Do this.
Only the lines from the one with "Type out the text in this image." to the last line belong in your answer; write them out exactly and drop the pictures.

Input material.

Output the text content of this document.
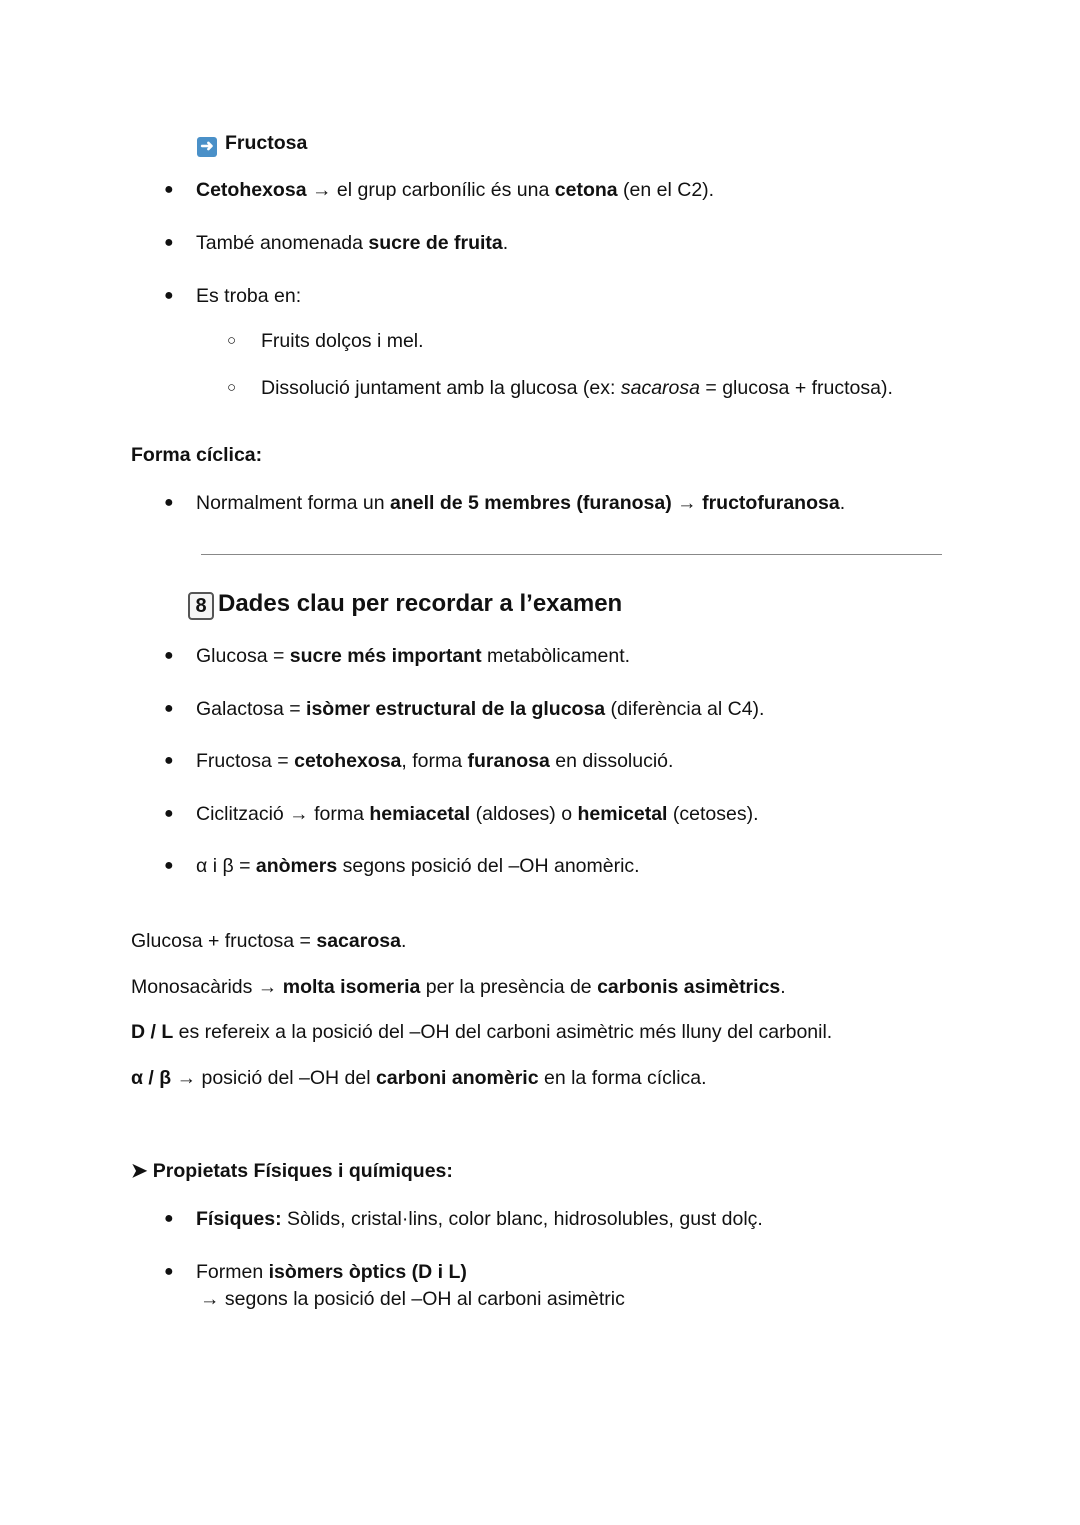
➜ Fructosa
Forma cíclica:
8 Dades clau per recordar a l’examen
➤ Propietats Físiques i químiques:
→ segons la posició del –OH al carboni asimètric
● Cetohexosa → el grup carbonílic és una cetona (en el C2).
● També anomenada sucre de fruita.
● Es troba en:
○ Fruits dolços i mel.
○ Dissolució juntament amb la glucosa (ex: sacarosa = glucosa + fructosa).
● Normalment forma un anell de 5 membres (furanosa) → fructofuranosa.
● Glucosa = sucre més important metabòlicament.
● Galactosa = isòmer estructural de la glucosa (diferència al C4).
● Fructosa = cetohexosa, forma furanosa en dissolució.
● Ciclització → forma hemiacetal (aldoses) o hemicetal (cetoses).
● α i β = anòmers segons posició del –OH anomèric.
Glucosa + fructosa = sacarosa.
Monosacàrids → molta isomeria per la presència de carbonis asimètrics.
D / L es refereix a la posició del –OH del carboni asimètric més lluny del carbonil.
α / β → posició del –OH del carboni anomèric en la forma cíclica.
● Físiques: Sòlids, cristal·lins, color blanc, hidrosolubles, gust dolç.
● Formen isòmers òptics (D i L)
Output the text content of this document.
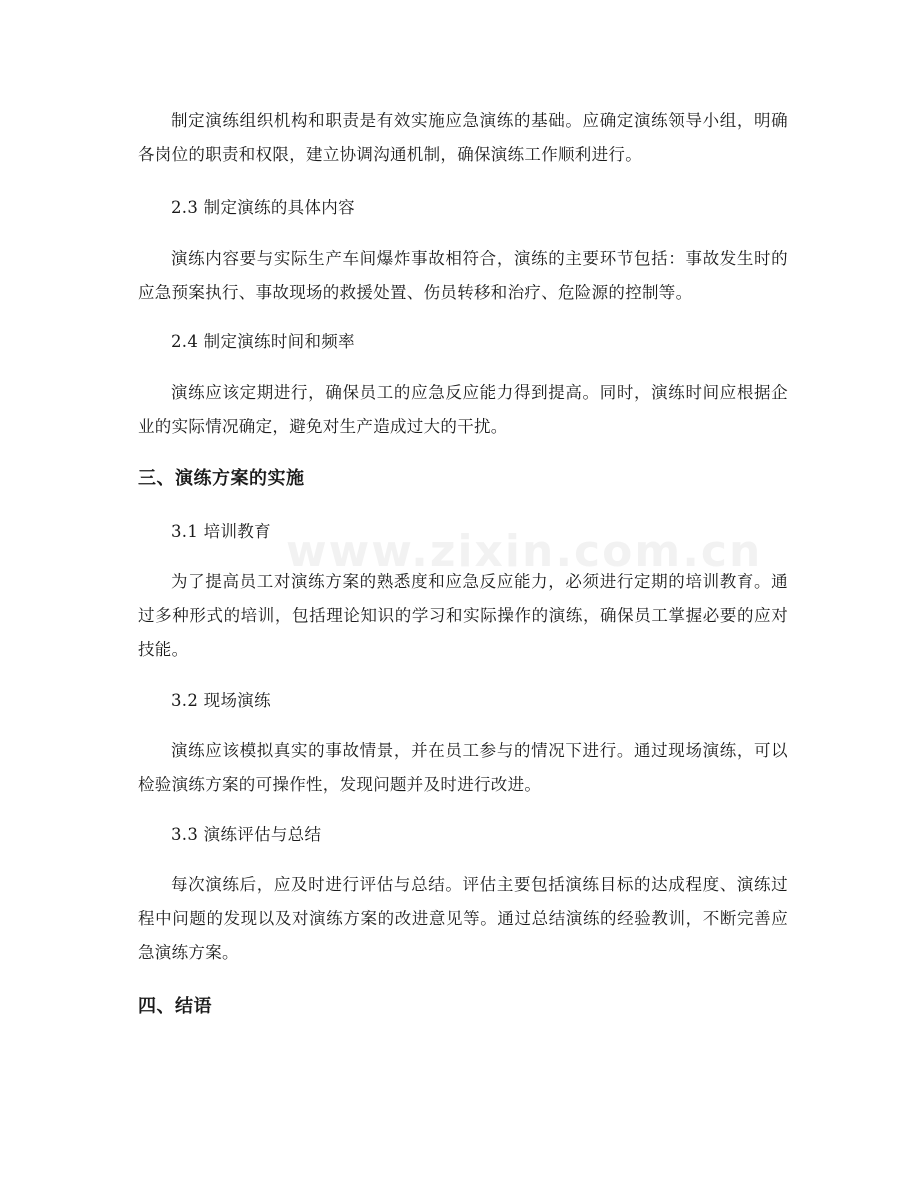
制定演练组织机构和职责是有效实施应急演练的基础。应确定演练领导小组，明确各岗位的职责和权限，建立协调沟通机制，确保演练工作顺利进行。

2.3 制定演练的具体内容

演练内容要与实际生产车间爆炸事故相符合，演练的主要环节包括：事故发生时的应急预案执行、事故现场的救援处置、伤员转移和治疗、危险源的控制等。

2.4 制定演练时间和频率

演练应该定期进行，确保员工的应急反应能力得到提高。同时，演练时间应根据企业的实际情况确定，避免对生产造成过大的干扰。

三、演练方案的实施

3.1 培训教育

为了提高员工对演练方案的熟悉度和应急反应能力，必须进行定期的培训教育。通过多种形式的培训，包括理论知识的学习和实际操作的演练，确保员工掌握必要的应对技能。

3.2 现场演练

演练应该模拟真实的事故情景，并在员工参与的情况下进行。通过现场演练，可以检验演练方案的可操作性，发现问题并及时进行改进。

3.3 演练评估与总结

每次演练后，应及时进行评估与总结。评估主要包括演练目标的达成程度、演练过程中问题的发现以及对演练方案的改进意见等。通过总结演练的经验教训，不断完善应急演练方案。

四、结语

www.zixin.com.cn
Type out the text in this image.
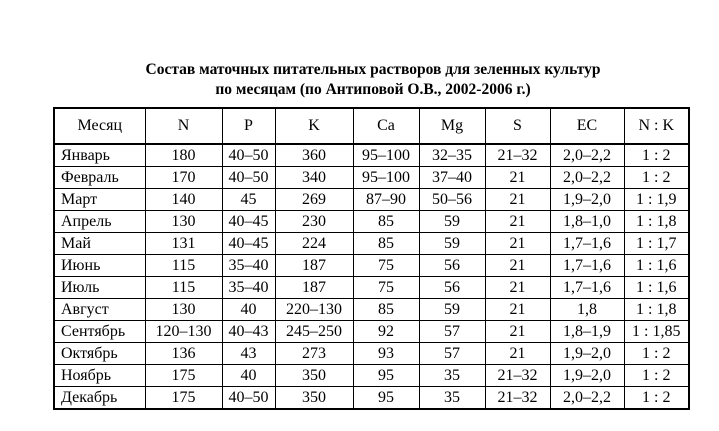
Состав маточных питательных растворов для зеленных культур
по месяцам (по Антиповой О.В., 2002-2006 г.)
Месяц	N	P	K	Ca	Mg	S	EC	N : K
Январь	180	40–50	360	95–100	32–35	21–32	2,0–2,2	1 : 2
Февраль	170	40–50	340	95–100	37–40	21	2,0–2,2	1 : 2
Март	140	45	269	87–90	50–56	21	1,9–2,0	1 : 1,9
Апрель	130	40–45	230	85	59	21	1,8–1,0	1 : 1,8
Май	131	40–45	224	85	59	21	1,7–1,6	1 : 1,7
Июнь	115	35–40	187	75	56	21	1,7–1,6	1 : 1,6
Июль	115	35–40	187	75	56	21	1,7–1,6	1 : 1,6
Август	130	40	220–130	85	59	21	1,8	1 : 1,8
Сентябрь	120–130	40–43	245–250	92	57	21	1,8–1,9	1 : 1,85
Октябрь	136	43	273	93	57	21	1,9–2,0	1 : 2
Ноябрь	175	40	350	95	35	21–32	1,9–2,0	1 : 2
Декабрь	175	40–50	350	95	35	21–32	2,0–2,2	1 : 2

Output below.
Type out the text in this image.
Состав маточных питательных растворов для зеленных культур
по месяцам (по Антиповой О.В., 2002-2006 г.)
Месяц	N	P	K	Ca	Mg	S	EC	N : K
Январь	180	40–50	360	95–100	32–35	21–32	2,0–2,2	1 : 2
Февраль	170	40–50	340	95–100	37–40	21	2,0–2,2	1 : 2
Март	140	45	269	87–90	50–56	21	1,9–2,0	1 : 1,9
Апрель	130	40–45	230	85	59	21	1,8–1,0	1 : 1,8
Май	131	40–45	224	85	59	21	1,7–1,6	1 : 1,7
Июнь	115	35–40	187	75	56	21	1,7–1,6	1 : 1,6
Июль	115	35–40	187	75	56	21	1,7–1,6	1 : 1,6
Август	130	40	220–130	85	59	21	1,8	1 : 1,8
Сентябрь	120–130	40–43	245–250	92	57	21	1,8–1,9	1 : 1,85
Октябрь	136	43	273	93	57	21	1,9–2,0	1 : 2
Ноябрь	175	40	350	95	35	21–32	1,9–2,0	1 : 2
Декабрь	175	40–50	350	95	35	21–32	2,0–2,2	1 : 2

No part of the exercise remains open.